Data for this task:
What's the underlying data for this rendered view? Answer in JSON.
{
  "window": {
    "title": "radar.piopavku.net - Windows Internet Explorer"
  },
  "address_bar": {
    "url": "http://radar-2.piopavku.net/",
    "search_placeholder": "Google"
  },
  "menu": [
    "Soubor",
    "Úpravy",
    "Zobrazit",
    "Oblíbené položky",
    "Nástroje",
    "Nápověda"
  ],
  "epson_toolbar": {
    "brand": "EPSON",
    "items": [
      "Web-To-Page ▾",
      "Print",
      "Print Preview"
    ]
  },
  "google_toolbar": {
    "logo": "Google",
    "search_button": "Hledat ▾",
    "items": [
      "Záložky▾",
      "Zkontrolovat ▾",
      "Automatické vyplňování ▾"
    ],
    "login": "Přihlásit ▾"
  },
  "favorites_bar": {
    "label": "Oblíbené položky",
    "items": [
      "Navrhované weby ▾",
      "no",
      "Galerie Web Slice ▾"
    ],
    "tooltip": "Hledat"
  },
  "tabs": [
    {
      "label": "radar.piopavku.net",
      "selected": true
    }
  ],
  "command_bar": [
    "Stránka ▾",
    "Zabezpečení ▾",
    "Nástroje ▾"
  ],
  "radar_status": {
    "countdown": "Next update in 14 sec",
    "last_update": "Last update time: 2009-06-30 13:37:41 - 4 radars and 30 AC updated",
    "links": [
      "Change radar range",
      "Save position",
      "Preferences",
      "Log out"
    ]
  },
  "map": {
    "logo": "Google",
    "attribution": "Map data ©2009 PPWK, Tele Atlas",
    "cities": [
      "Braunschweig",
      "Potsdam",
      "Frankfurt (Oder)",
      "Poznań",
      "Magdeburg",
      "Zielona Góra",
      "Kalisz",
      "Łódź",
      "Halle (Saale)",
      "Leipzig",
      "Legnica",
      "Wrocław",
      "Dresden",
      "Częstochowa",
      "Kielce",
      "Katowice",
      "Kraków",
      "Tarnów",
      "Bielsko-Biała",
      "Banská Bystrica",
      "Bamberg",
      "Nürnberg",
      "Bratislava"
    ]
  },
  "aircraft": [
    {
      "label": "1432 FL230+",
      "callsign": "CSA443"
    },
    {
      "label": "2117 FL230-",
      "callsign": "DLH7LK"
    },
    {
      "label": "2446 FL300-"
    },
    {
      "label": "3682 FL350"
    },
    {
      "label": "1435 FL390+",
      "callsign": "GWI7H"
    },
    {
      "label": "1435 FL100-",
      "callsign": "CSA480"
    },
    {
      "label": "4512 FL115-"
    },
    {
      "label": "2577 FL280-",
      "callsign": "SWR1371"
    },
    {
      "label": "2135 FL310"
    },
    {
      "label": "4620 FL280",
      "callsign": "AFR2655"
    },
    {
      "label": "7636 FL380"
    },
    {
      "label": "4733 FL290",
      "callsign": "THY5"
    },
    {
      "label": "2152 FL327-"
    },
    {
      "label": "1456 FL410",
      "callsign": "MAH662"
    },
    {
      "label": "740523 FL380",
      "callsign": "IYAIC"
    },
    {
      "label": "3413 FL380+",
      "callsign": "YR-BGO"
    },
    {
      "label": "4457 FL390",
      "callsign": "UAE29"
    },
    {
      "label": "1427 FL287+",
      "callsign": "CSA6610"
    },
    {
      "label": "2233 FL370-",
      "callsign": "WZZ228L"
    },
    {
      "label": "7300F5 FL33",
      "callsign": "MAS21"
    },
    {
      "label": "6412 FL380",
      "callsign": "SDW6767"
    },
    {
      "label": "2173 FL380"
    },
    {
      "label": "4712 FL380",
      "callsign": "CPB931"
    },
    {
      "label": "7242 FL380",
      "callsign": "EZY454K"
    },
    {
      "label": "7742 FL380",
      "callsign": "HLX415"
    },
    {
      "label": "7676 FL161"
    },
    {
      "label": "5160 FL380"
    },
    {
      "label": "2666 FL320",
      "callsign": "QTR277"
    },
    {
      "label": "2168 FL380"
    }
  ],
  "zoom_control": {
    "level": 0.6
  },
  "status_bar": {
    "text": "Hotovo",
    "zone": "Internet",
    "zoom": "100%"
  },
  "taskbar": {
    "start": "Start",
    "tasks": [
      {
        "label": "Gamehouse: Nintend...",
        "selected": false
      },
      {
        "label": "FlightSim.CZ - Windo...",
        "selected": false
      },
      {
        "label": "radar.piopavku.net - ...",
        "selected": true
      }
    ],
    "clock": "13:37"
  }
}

Stated problem:
Every line that holds the string "Internet" should be returned.

The reply:
    "title": "radar.piopavku.net - Windows Internet Explorer"
    "zone": "Internet",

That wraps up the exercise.